▶ [What to do] Count every line in the following entries where the word "sources" appears. Give the count alone.

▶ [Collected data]
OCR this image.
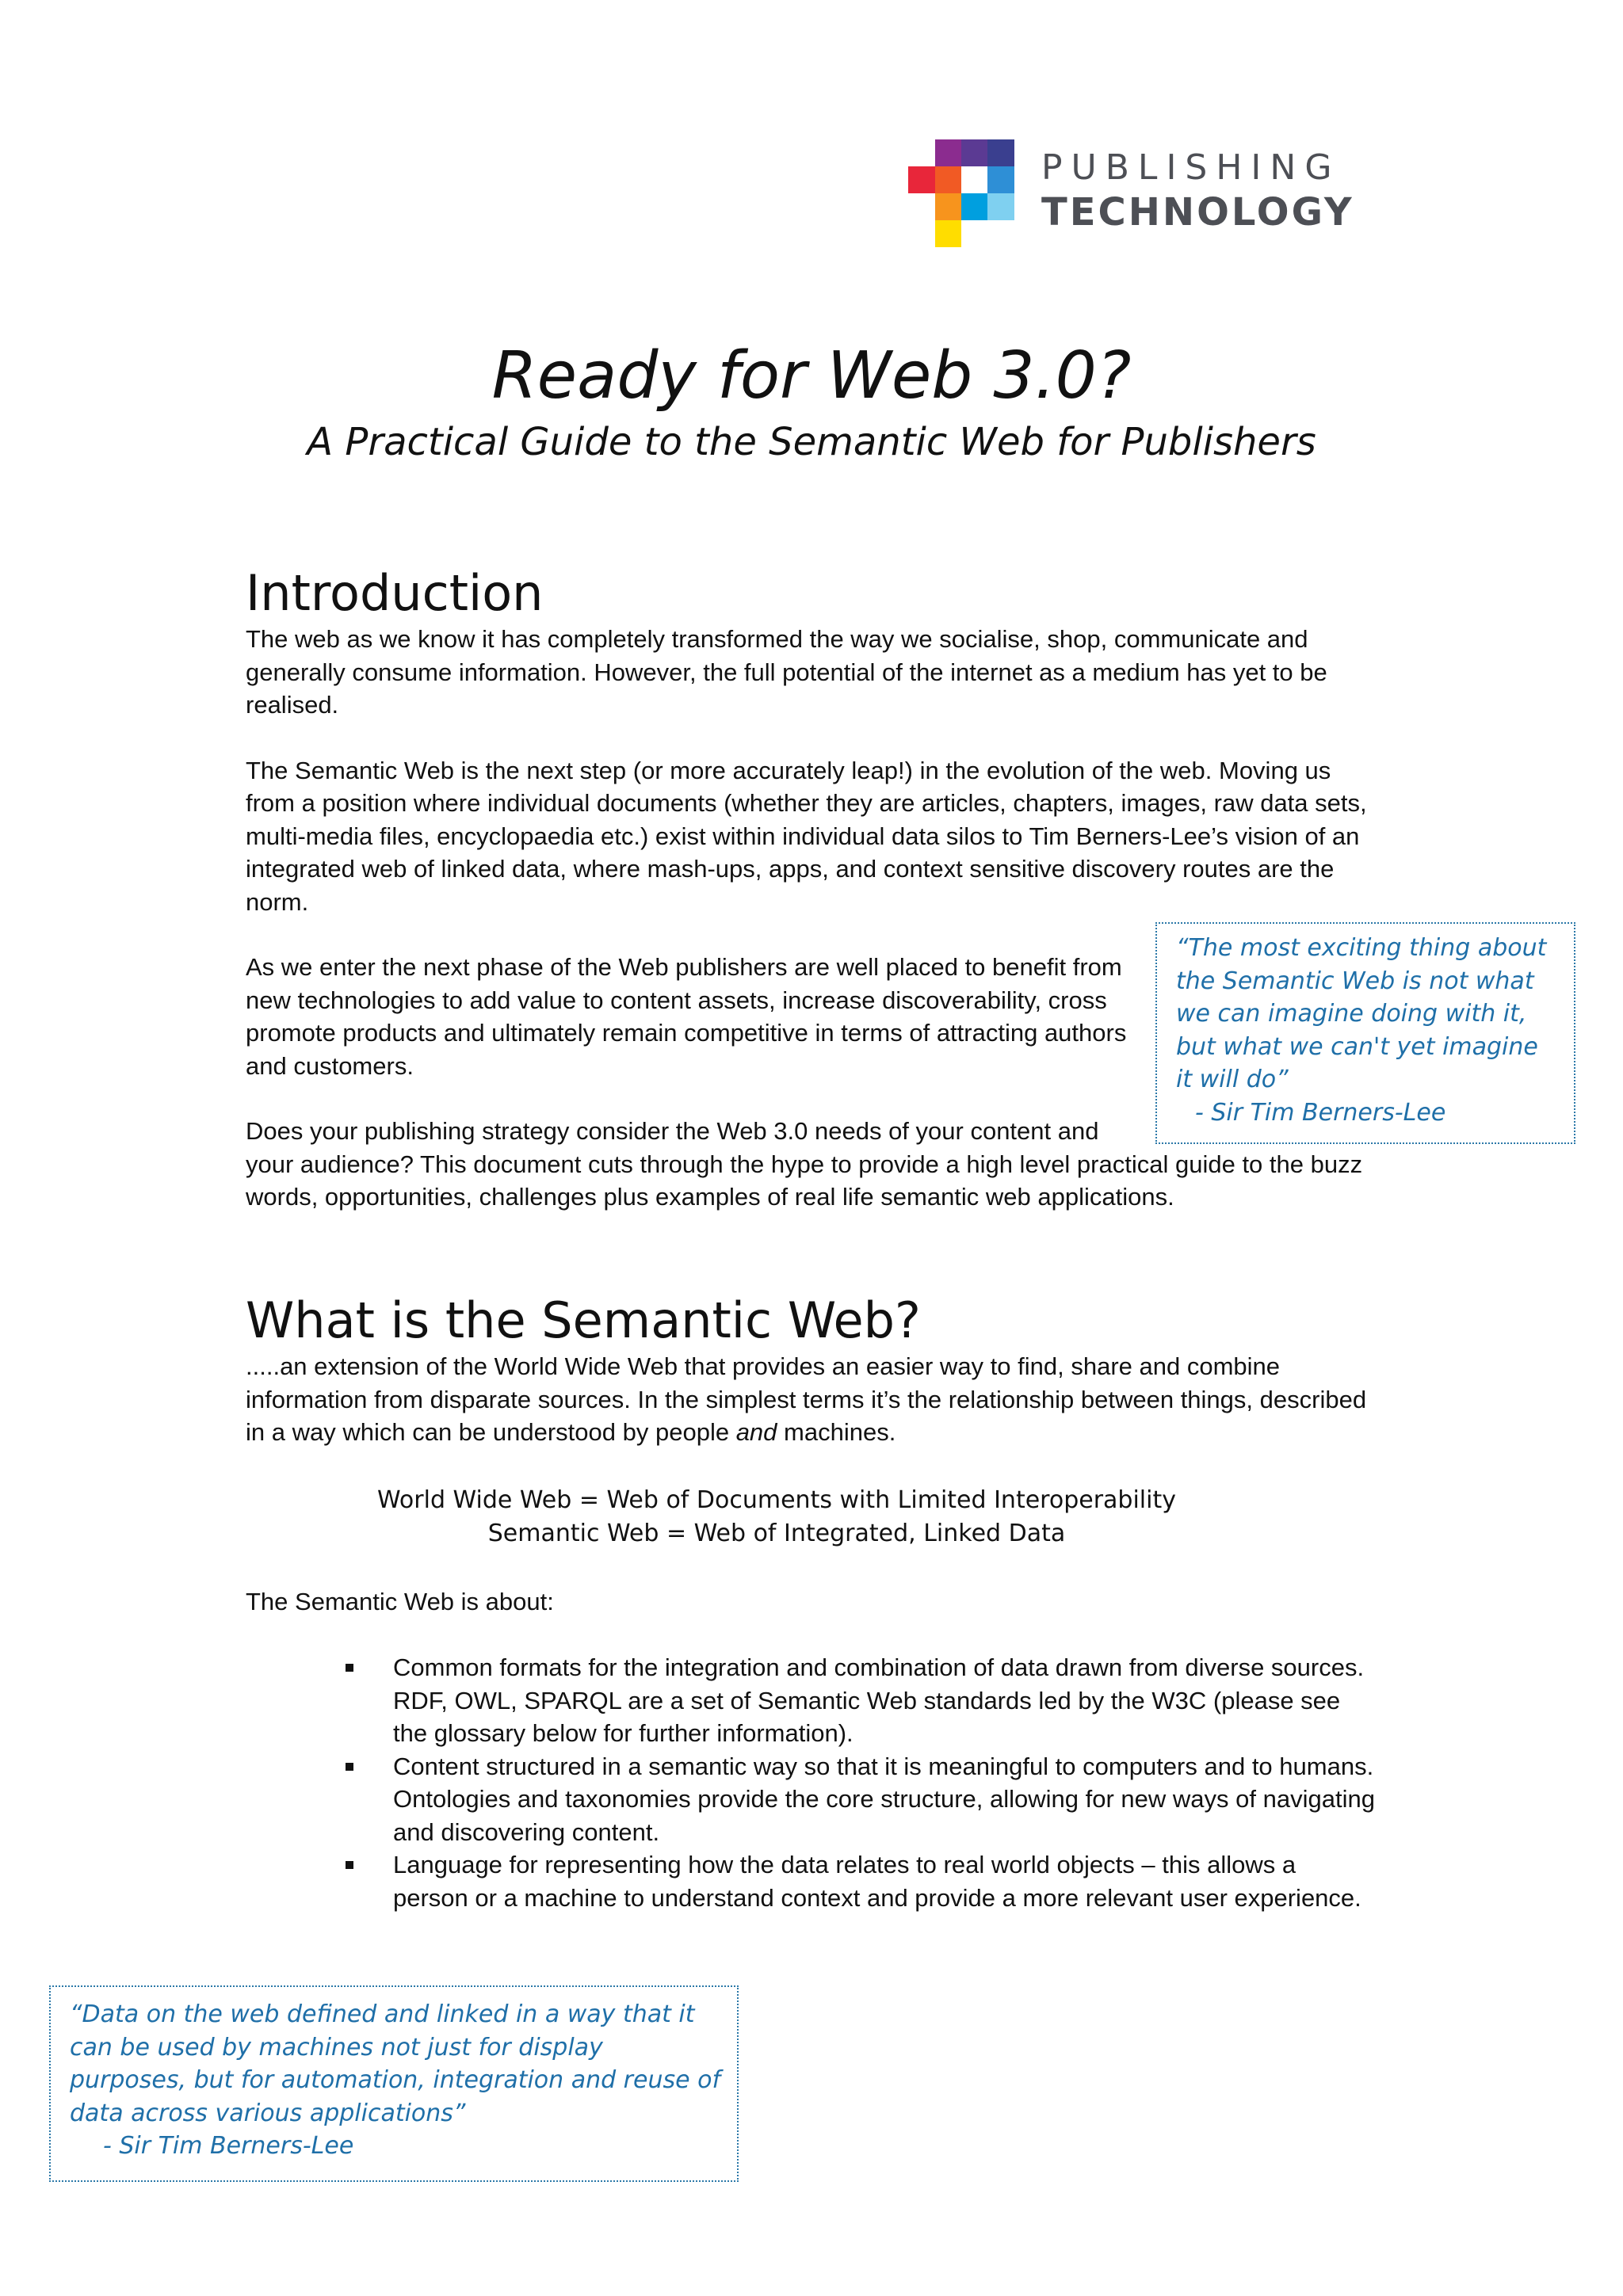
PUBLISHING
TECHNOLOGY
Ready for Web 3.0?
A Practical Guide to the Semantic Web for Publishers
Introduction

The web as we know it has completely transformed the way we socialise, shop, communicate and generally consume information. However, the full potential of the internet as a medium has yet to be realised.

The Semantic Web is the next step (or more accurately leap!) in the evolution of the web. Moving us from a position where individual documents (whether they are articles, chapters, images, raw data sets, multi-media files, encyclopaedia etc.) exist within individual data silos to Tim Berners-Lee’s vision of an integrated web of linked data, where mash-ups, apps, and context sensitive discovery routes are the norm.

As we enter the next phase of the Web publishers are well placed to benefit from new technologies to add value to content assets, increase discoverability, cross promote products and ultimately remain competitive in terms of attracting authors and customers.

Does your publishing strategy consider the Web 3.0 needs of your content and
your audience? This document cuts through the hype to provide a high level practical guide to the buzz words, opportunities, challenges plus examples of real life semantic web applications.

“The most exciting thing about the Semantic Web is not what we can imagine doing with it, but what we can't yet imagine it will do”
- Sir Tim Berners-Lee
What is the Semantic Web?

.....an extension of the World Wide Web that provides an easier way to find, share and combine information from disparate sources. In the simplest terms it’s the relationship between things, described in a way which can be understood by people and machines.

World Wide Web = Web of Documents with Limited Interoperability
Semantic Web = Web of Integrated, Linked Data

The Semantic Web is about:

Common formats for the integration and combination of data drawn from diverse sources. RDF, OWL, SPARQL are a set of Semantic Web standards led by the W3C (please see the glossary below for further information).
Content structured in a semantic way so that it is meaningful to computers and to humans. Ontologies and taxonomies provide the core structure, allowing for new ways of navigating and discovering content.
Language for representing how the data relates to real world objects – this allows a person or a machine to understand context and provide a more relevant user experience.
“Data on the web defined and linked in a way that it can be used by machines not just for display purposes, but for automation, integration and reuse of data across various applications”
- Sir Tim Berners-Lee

---

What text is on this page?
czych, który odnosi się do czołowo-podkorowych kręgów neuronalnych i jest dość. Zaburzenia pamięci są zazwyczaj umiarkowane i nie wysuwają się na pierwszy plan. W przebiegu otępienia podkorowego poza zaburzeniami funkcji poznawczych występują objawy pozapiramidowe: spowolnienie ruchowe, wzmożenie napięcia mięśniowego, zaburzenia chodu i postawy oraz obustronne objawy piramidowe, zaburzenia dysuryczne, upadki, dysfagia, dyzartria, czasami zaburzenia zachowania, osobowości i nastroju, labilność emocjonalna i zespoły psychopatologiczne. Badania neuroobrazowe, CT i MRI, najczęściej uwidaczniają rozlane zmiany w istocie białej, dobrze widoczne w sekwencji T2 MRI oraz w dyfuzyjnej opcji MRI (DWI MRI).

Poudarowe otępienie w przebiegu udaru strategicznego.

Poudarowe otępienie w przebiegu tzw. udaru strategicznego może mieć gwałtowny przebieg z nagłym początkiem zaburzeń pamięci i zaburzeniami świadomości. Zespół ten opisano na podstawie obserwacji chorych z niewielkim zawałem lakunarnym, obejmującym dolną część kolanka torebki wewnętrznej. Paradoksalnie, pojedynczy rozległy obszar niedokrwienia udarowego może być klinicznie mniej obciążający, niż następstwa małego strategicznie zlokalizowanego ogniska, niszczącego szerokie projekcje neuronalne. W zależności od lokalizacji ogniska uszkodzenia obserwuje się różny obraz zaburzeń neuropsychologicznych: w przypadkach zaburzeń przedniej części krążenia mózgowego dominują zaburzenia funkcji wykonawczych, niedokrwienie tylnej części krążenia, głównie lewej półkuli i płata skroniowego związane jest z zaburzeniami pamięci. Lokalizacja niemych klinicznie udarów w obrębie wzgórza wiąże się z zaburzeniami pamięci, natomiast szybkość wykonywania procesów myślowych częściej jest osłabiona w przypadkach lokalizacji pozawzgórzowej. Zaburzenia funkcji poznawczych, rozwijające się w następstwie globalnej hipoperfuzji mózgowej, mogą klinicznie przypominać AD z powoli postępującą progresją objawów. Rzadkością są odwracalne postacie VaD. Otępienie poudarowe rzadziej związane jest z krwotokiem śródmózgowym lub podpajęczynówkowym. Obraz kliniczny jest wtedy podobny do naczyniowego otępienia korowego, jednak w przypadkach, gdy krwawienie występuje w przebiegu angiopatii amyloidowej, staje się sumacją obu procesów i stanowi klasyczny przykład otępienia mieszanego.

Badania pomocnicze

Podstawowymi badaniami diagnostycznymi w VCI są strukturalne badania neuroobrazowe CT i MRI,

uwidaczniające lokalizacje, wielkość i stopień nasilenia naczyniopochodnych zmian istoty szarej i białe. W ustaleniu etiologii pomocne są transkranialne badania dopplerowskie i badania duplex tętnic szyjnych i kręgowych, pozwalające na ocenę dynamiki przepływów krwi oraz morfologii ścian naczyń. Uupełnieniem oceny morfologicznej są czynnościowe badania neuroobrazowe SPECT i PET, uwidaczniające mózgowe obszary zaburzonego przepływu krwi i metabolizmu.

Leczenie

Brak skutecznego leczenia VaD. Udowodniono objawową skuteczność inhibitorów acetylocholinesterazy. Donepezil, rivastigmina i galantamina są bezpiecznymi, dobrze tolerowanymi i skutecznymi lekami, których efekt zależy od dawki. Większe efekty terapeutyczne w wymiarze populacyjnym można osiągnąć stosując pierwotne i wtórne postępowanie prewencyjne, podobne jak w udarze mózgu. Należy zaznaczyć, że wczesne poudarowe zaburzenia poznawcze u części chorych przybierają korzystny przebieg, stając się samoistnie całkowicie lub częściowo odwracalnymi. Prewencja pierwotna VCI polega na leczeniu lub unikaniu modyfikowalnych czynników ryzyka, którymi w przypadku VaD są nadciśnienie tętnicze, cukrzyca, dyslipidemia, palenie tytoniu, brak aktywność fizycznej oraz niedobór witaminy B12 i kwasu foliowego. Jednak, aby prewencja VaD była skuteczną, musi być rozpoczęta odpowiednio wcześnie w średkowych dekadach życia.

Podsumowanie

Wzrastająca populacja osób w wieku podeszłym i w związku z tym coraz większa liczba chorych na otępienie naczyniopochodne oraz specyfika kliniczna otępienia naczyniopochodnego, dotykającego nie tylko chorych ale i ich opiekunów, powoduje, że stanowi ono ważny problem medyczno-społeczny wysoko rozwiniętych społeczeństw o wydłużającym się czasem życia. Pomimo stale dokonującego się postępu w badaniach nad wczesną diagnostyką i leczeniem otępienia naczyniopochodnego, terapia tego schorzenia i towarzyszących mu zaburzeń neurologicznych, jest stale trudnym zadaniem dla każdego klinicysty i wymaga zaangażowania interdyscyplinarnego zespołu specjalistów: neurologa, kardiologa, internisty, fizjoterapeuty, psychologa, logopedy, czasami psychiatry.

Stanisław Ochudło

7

---

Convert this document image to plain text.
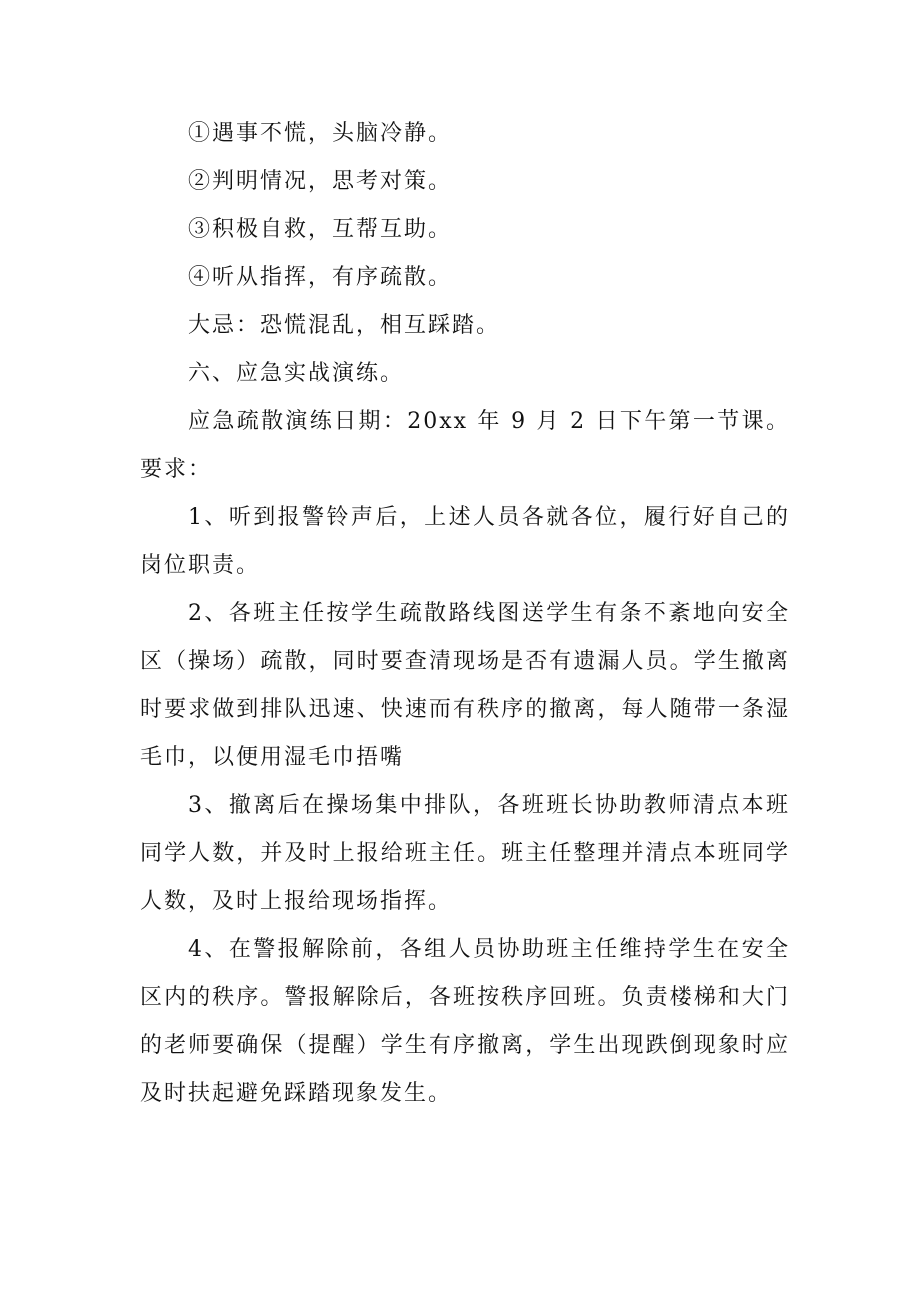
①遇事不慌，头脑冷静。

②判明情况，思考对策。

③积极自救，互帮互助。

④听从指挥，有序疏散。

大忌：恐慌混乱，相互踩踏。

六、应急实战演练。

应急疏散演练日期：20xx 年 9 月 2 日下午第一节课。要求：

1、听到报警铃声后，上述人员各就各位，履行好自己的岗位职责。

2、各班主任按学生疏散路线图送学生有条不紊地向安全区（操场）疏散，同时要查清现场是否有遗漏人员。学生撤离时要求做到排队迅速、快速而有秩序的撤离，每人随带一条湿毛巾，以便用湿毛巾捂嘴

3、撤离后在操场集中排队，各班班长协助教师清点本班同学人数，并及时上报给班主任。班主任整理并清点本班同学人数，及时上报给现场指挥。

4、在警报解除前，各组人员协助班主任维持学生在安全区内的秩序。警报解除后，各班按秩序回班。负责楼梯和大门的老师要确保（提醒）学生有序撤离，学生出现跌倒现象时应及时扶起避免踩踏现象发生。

▶ [Correct answer] 2